§ **Tasks to complete**:
**A.** Answer these questions from the Harpenden Common Golf Club article:
(i) In what year was Harpenden Common Golf Club founded?
(ii) In what year did Ken Brown join the club as a junior member?
(iii) In what month and year did Ken Brown officially open the newly developed clubhouse?
**B.** From the Harpenden Common Golf Club article, list each distinct year it mentions, in order of first appearance.
**C.** Carry on the Harpenden Common Golf Club article from its final sentence.

Harpenden Common Golf Club is a private members' golf club in Harpenden, Hertfordshire.

Although golf has been played on Harpenden Common since 1895, Harpenden Common Golf Club itself was founded in 1931 when Harpenden Golf Club moved to a new course at Hammonds End. The similarities between the two clubs' names has been known to create confusion for visiting golfers but once visitors are redirected to the club on Cravells Road they can expect a warm welcome. After a major revision to the course in 1996, the golf course consists of eleven holes on the original common and seven new holes on private land in an area known as the Jockey Field.

Notable Members 

The club's most famous member is Ken Brown who joined as a junior member in 1969 and also worked as a green keeper at the club. Ken acknowledged his attachment to the club during his professional playing career. Ken frequently discusses goings on at '"the Common"' during his BBC commentary at major golf tournaments. Ken was recently joined by the mayors of Harpenden and St Albans in May 2013 when he officially opened the newly developed clubhouse.

The Golf Course 

The golf course is partly based on Harpenden Common and partly on private land owned by the Club (known as the Jockey Field. The holes in the Jockey Field were added in 1996 and were designed by club member and Ryder Cup player Ken Brown. At the same time some of the holes on the Common were amended and lengthened. Some of the original holes on the Common which are no longer used as part of the course now provide excellent practice facilities for the members of the club and visitors.

Layout region records
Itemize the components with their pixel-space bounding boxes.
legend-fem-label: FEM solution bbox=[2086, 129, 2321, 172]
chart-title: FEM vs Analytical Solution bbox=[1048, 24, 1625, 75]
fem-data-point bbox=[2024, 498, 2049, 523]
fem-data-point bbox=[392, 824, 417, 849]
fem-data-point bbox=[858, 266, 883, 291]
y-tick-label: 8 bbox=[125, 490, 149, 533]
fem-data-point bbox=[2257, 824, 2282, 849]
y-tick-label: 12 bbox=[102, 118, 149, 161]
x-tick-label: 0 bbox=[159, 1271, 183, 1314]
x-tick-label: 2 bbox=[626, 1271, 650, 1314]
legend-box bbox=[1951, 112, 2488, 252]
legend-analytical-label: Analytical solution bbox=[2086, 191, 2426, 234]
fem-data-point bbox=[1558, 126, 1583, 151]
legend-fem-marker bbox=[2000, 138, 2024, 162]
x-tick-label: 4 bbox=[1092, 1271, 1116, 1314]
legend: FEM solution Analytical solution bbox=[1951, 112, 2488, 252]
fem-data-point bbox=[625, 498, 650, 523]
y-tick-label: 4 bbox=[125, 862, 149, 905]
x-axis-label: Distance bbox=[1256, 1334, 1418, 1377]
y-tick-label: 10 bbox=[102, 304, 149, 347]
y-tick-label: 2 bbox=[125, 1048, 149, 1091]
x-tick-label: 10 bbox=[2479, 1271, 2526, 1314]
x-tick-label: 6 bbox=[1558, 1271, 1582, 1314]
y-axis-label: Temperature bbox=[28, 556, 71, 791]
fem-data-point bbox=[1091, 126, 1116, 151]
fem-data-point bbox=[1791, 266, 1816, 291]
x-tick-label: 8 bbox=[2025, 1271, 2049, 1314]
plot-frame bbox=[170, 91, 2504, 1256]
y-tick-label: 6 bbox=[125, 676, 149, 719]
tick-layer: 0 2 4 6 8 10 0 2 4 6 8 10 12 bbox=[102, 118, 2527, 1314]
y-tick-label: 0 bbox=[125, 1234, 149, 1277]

§ **Expected answers**:
**A.**
(i) 1931
(ii) 1969
(iii) May 2013

**B.** 1895, 1931, 1996, 1969, 2013

**C.**
The golf course at Harpenden Common Golf Club has a number of interesting or unusual features:

 Holes 1 to 5, 8 to 11, and 17 to 18 are played on Harpenden Common which is public common land.
 The approach shot to the 2nd green is played over a public road called Cross Lane;
 The 3rd fairway includes the cricket square and pitch on which Bamville Cricket Club play cricket on Sunday afternoons between May and September each year. At times when cricket is being played, the 3rd hole is played as a par three hole from past the cricket pitch.
 The 4th and 5th holes are consecutive par threes, a rare occurrence on British golf courses;
 Tee shots on the 8th and 9th holes are played over public roads Cross Lane and Limbrick Road respectively.
 The copse of trees between the 8th green and 9th tee mark the site of the "paddock" which is all that remains of the historical horse races that were held on the Common between the 1830s and 1914.
 The course ends with a par three. This is relatively unusual on golf courses but does enable members on the terraces and balconies of the clubhouse to watch the entire final hole of important matches from their seats.

The Club is private though guests are allowed at most times, subject to course availability; a handicap certificate may be requested in order to establish proficiency.

The golf course has three tees – "Ladies" (red tees), "Visitors" (yellow tees) and "Medal" (white tees).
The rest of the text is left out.